Do this -
Without the pictures, set down the records below word for word.

* start *

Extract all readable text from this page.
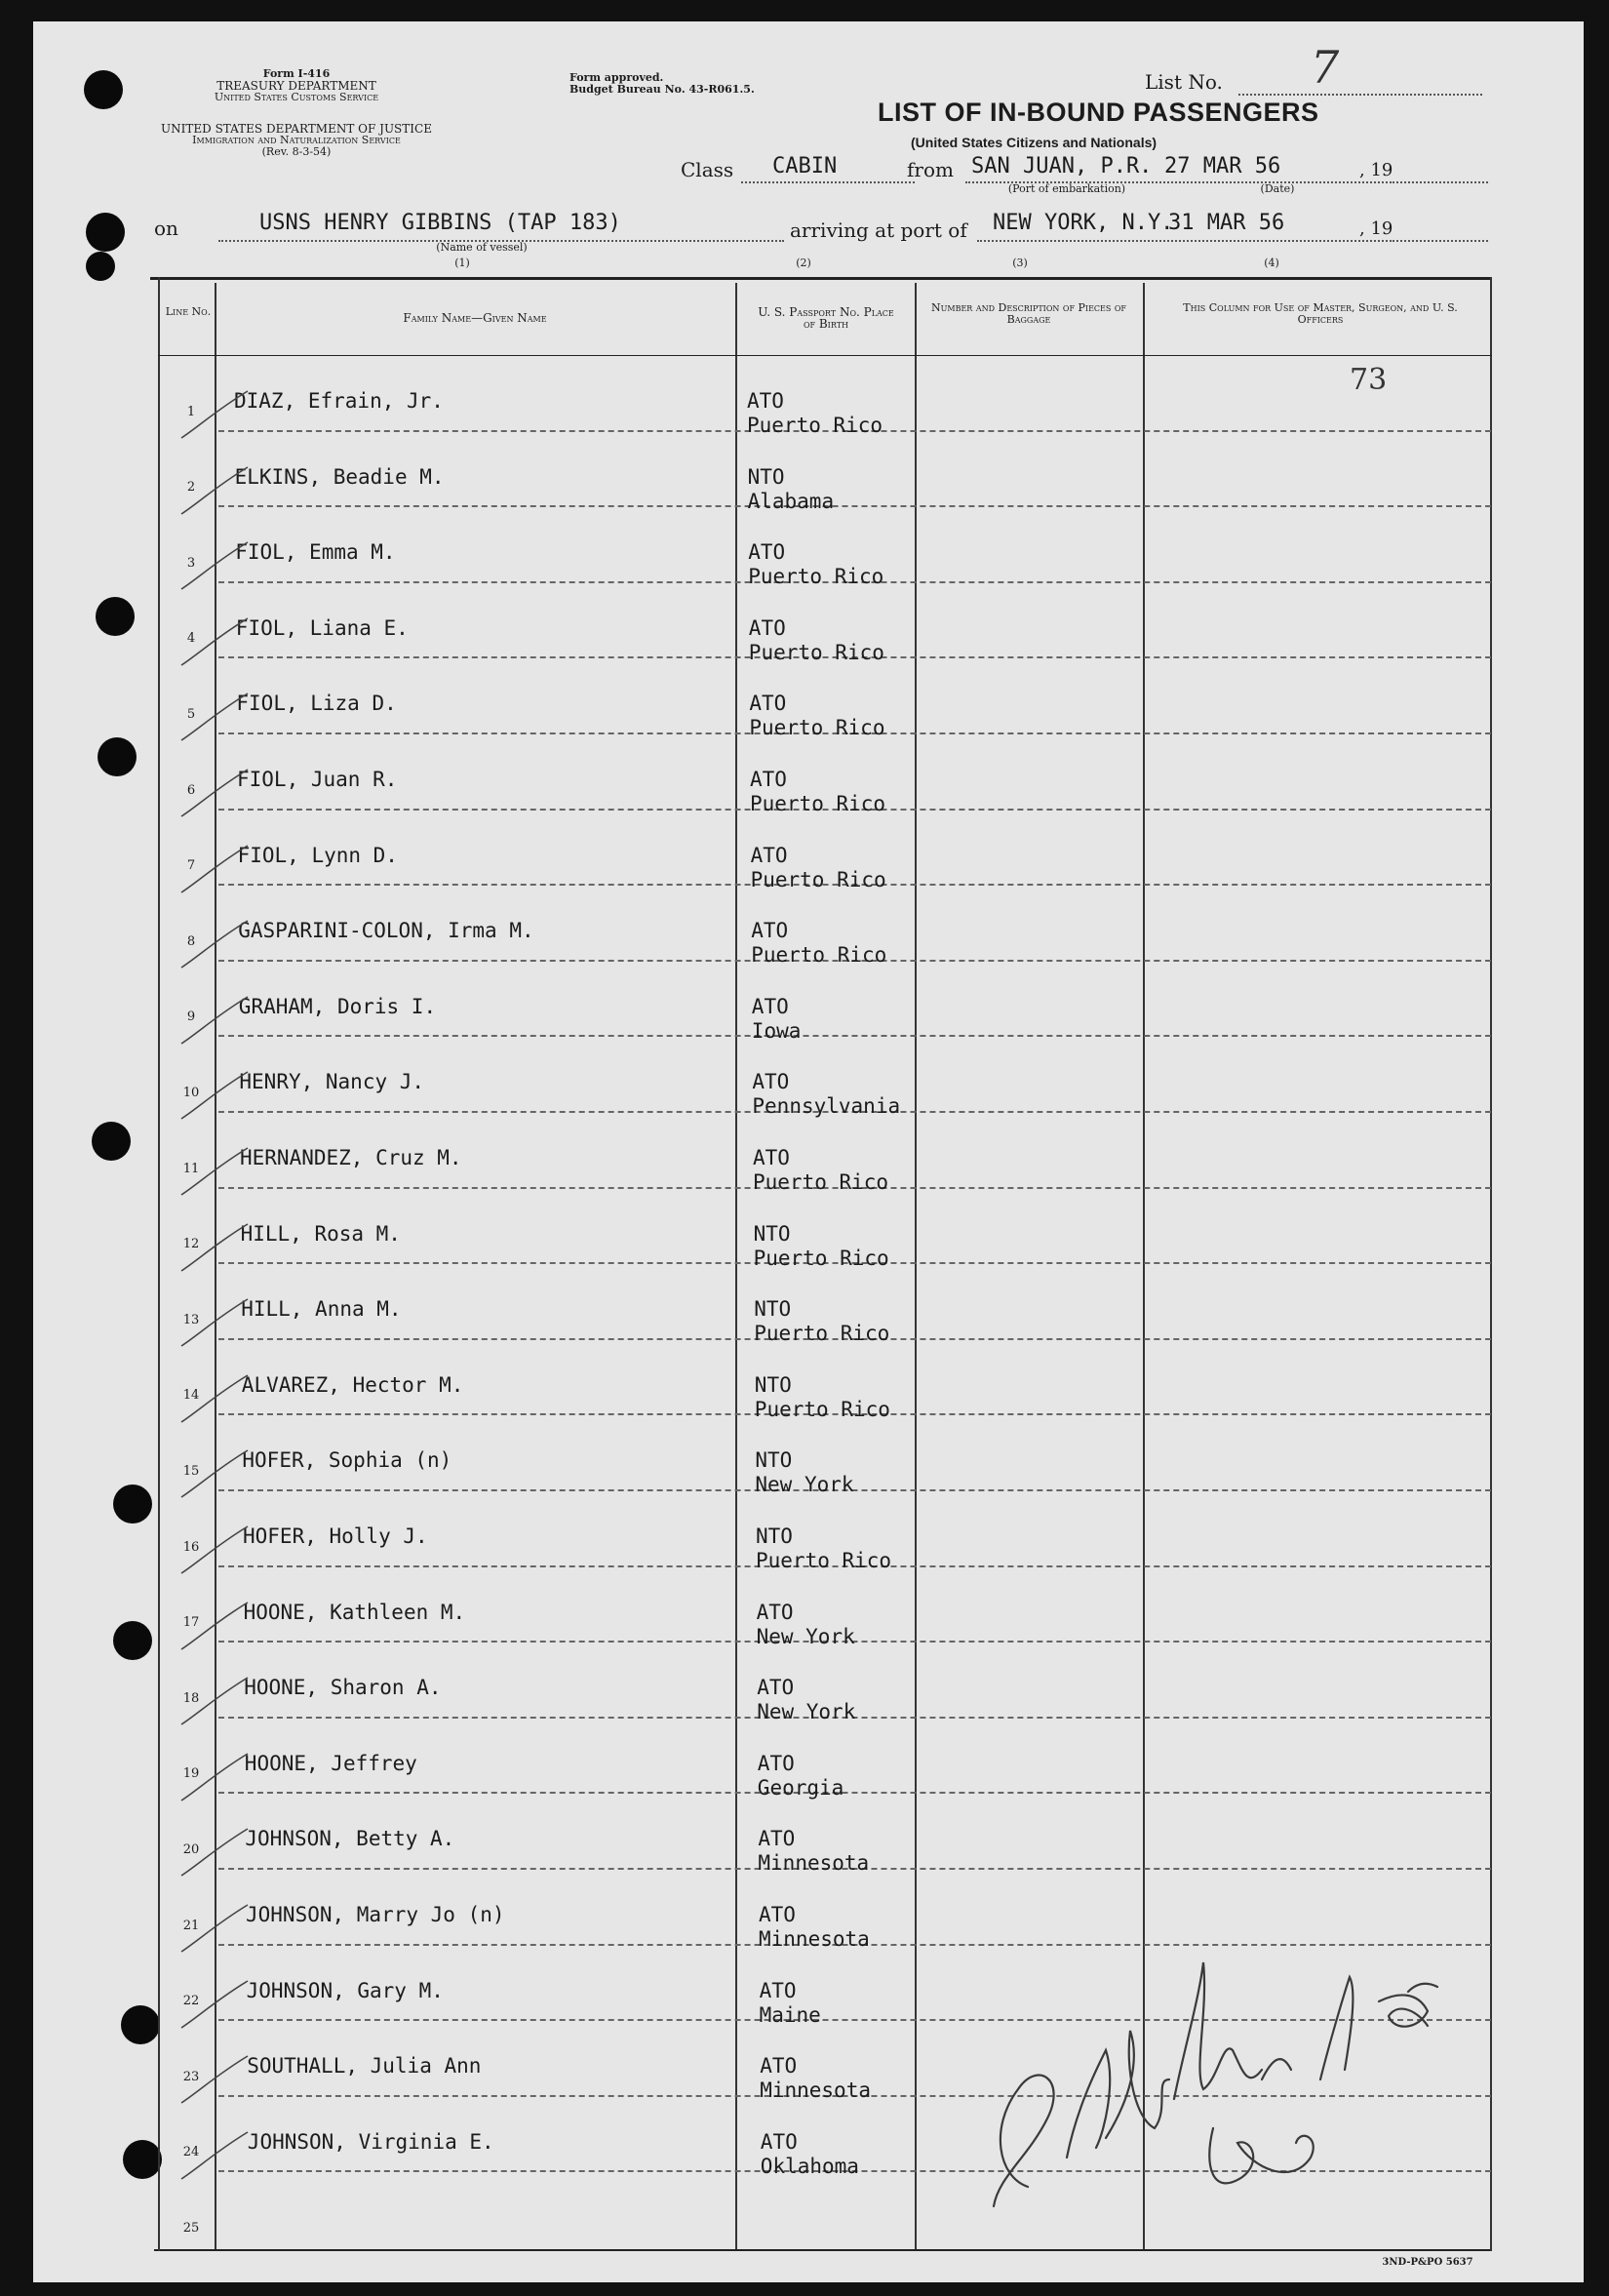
Form I-416
TREASURY DEPARTMENT
United States Customs Service
UNITED STATES DEPARTMENT OF JUSTICE
Immigration and Naturalization Service
(Rev. 8-3-54)
Form approved.
Budget Bureau No. 43-R061.5.	List No. 7
LIST OF IN-BOUND PASSENGERS
(United States Citizens and Nationals)
Class CABIN	from SAN JUAN, P.R. 27 MAR 56
(Port of embarkation)	(Date)
, 19
on	USNS HENRY GIBBINS (TAP 183)
(Name of vessel)
arriving at port of NEW YORK, N.Y.
31 MAR 56	, 19
(1)	(2)	(3)	(4)
Line No.	Family Name—Given Name	U. S. Passport No. Place of Birth
Number and Description of Pieces of Baggage
This Column for Use of Master, Surgeon, and U. S. Officers
73
1	DIAZ, Efrain, Jr.	ATO
Puerto Rico
2	ELKINS, Beadie M.	NTO
Alabama
3	FIOL, Emma M.	ATO
Puerto Rico
4	FIOL, Liana E.	ATO
Puerto Rico
5	FIOL, Liza D.	ATO
Puerto Rico
6	FIOL, Juan R.	ATO
Puerto Rico
7	FIOL, Lynn D.	ATO
Puerto Rico
8	GASPARINI-COLON, Irma M.	ATO
Puerto Rico
9	GRAHAM, Doris I.	ATO
Iowa
10	HENRY, Nancy J.	ATO
Pennsylvania
11	HERNANDEZ, Cruz M.	ATO
Puerto Rico
12	HILL, Rosa M.	NTO
Puerto Rico
13	HILL, Anna M.	NTO
Puerto Rico
14	ALVAREZ, Hector M.	NTO
Puerto Rico
15	HOFER, Sophia (n)	NTO
New York
16	HOFER, Holly J.	NTO
Puerto Rico
17	HOONE, Kathleen M.	ATO
New York
18	HOONE, Sharon A.	ATO
New York
19	HOONE, Jeffrey	ATO
Georgia
20	JOHNSON, Betty A.	ATO
Minnesota
21	JOHNSON, Marry Jo (n)	ATO
Minnesota
22	JOHNSON, Gary M.	ATO
Maine
23	SOUTHALL, Julia Ann	ATO
Minnesota
24	JOHNSON, Virginia E.	ATO
Oklahoma
25
3ND-P&PO 5637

* end *

Exercise output -
Extract all readable text from this page.
Form I-416
TREASURY DEPARTMENT
United States Customs Service
UNITED STATES DEPARTMENT OF JUSTICE
Immigration and Naturalization Service
(Rev. 8-3-54)
Form approved.
Budget Bureau No. 43-R061.5.	List No. 7
LIST OF IN-BOUND PASSENGERS
(United States Citizens and Nationals)
Class CABIN	from SAN JUAN, P.R. 27 MAR 56
(Port of embarkation)	(Date)
, 19
on	USNS HENRY GIBBINS (TAP 183)
(Name of vessel)
arriving at port of NEW YORK, N.Y.
31 MAR 56	, 19
(1)	(2)	(3)	(4)
Line No.	Family Name—Given Name	U. S. Passport No. Place of Birth
Number and Description of Pieces of Baggage
This Column for Use of Master, Surgeon, and U. S. Officers
73
1	DIAZ, Efrain, Jr.	ATO
Puerto Rico
2	ELKINS, Beadie M.	NTO
Alabama
3	FIOL, Emma M.	ATO
Puerto Rico
4	FIOL, Liana E.	ATO
Puerto Rico
5	FIOL, Liza D.	ATO
Puerto Rico
6	FIOL, Juan R.	ATO
Puerto Rico
7	FIOL, Lynn D.	ATO
Puerto Rico
8	GASPARINI-COLON, Irma M.	ATO
Puerto Rico
9	GRAHAM, Doris I.	ATO
Iowa
10	HENRY, Nancy J.	ATO
Pennsylvania
11	HERNANDEZ, Cruz M.	ATO
Puerto Rico
12	HILL, Rosa M.	NTO
Puerto Rico
13	HILL, Anna M.	NTO
Puerto Rico
14	ALVAREZ, Hector M.	NTO
Puerto Rico
15	HOFER, Sophia (n)	NTO
New York
16	HOFER, Holly J.	NTO
Puerto Rico
17	HOONE, Kathleen M.	ATO
New York
18	HOONE, Sharon A.	ATO
New York
19	HOONE, Jeffrey	ATO
Georgia
20	JOHNSON, Betty A.	ATO
Minnesota
21	JOHNSON, Marry Jo (n)	ATO
Minnesota
22	JOHNSON, Gary M.	ATO
Maine
23	SOUTHALL, Julia Ann	ATO
Minnesota
24	JOHNSON, Virginia E.	ATO
Oklahoma
25
3ND-P&PO 5637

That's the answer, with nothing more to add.